-- BEGIN Records to use --

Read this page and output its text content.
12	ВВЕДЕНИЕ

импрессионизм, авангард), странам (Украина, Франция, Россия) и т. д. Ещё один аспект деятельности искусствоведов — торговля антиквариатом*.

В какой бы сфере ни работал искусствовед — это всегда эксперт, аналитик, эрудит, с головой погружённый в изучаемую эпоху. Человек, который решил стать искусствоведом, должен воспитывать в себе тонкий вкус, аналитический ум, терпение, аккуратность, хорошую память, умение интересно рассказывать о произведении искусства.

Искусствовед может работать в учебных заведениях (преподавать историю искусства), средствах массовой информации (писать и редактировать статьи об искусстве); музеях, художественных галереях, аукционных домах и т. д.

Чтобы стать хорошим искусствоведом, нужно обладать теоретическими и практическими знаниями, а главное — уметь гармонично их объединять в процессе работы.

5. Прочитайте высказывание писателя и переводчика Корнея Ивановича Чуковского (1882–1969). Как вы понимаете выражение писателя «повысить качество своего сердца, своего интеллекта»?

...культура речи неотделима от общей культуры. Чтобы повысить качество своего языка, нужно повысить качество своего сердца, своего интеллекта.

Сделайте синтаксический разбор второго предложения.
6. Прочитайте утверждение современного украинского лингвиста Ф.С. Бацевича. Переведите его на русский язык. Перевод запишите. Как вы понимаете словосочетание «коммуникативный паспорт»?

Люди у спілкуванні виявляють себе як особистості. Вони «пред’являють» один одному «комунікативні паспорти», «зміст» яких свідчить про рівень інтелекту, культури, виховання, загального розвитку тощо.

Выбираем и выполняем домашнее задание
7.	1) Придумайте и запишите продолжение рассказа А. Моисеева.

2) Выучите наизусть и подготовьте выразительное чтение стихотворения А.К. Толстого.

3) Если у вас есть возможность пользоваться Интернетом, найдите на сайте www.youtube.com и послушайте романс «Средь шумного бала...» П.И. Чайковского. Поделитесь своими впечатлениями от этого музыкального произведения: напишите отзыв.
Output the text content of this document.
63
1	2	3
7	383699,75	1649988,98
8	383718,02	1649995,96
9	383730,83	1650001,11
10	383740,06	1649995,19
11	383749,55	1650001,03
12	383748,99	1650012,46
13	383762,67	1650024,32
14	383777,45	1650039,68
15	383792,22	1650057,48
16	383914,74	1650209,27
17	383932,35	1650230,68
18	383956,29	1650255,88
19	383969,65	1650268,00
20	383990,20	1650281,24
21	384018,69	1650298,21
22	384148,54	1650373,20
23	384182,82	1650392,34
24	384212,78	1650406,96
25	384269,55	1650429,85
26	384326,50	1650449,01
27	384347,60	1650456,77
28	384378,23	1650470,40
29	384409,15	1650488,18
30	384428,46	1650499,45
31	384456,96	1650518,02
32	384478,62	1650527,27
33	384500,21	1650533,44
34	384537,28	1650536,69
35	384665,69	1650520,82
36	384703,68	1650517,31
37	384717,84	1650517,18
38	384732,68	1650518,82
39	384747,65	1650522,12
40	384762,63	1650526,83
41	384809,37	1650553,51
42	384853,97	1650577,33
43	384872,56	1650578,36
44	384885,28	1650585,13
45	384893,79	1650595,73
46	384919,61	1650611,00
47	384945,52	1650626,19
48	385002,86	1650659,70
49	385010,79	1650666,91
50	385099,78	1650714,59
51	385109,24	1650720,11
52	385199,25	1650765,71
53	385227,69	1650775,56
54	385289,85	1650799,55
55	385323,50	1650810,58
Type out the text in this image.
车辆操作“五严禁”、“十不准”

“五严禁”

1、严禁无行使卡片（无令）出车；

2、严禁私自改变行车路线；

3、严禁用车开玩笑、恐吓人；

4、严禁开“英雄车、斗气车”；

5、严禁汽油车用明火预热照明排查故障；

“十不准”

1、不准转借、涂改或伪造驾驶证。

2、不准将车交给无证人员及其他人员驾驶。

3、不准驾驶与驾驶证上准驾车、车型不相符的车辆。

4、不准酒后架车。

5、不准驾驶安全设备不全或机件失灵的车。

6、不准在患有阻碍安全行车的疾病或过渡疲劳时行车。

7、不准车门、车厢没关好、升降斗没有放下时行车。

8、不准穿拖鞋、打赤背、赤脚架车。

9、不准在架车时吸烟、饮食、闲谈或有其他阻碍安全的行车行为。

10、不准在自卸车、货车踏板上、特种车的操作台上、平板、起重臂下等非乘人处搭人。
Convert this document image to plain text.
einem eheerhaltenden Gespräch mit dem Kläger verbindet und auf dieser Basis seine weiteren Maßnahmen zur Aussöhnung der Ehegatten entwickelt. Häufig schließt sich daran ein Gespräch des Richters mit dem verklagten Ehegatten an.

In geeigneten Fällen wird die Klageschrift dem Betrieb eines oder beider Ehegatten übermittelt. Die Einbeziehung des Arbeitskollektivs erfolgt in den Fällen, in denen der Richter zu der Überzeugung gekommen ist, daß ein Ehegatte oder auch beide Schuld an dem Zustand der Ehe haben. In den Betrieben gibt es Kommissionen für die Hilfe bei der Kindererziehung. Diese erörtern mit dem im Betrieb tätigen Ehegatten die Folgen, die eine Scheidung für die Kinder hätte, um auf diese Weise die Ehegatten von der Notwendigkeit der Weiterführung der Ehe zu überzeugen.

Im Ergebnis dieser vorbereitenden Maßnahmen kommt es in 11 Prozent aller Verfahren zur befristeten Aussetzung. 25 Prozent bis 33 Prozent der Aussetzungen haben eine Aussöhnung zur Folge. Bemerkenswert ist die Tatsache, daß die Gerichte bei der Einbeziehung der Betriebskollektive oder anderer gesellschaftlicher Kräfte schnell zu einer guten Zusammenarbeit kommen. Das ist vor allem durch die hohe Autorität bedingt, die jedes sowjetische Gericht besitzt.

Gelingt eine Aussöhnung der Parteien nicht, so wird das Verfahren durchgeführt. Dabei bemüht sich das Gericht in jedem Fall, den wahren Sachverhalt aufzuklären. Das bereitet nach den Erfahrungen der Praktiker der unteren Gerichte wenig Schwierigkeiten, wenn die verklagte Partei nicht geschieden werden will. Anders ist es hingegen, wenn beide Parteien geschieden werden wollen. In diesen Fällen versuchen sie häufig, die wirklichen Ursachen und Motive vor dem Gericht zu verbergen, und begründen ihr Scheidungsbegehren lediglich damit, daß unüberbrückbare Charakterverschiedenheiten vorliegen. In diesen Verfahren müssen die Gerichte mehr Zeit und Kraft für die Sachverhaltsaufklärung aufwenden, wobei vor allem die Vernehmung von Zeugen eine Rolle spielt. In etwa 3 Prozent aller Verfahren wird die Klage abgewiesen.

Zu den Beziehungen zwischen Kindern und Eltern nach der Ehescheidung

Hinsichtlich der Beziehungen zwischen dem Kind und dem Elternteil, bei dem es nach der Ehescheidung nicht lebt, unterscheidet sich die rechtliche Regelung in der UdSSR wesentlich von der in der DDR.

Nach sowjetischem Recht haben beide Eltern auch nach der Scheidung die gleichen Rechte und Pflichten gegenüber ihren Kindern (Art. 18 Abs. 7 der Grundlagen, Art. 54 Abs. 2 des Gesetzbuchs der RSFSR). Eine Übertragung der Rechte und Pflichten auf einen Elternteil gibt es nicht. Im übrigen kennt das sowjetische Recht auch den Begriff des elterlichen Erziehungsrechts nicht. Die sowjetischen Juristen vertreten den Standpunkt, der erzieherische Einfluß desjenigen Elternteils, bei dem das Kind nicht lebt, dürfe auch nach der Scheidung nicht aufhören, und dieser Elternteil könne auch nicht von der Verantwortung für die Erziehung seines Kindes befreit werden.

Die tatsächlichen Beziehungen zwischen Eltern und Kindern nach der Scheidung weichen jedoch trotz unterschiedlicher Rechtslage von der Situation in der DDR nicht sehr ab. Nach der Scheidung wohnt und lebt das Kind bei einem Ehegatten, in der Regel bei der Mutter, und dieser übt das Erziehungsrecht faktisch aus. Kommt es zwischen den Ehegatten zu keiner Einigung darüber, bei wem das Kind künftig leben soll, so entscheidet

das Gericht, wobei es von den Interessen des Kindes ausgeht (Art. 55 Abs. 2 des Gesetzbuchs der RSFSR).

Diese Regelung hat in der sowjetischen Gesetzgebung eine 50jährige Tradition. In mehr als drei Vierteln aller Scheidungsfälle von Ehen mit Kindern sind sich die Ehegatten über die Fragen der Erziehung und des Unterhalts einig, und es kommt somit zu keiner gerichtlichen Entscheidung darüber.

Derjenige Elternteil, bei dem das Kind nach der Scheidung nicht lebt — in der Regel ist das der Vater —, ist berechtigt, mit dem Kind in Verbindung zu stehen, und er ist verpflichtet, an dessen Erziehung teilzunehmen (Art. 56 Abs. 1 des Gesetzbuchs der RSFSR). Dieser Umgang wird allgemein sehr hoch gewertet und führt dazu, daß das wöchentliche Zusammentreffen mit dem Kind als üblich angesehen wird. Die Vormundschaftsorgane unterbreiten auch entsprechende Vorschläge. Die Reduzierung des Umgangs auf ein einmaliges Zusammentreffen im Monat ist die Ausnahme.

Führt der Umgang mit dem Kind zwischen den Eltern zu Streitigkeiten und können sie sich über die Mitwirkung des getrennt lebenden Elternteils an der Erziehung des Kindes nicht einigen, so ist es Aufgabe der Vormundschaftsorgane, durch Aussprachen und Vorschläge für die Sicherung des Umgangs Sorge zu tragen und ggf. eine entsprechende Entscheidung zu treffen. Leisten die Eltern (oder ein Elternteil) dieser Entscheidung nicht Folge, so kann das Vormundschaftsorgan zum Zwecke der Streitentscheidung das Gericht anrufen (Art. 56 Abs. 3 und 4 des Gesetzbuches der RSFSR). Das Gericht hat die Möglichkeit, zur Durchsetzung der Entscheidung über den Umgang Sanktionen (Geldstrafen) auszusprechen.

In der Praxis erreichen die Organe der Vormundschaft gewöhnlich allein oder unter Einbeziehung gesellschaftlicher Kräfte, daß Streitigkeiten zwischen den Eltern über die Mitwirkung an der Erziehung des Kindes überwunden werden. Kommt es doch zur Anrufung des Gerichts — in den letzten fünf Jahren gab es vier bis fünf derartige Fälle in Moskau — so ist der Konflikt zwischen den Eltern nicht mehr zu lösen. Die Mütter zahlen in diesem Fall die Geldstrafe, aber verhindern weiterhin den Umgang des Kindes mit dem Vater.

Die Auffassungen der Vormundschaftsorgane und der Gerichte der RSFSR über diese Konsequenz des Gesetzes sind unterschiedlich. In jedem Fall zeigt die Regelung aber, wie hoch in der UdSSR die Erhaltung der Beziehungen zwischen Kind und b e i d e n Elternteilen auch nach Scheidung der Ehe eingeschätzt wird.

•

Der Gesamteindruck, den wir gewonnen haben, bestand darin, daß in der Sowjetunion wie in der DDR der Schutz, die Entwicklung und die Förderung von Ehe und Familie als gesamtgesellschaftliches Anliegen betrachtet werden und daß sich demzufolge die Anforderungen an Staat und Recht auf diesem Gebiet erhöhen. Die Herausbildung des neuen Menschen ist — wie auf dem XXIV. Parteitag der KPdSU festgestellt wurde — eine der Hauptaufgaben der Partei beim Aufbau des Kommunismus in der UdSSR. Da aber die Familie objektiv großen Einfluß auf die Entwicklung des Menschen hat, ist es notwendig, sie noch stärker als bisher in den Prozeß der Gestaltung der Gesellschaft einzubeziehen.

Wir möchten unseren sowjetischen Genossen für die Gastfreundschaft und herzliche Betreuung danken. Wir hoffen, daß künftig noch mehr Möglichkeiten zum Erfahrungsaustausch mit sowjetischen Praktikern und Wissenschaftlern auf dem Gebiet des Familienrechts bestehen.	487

-- END Records to use --

- [What is required]
Reproduce each line of the material containing the word "интеллекта".

- [Full answer]
5. Прочитайте высказывание писателя и переводчика Корнея Ивановича Чуковского (1882–1969). Как вы понимаете выражение писателя «повысить качество своего сердца, своего интеллекта»?
...культура речи неотделима от общей культуры. Чтобы повысить качество своего языка, нужно повысить качество своего сердца, своего интеллекта.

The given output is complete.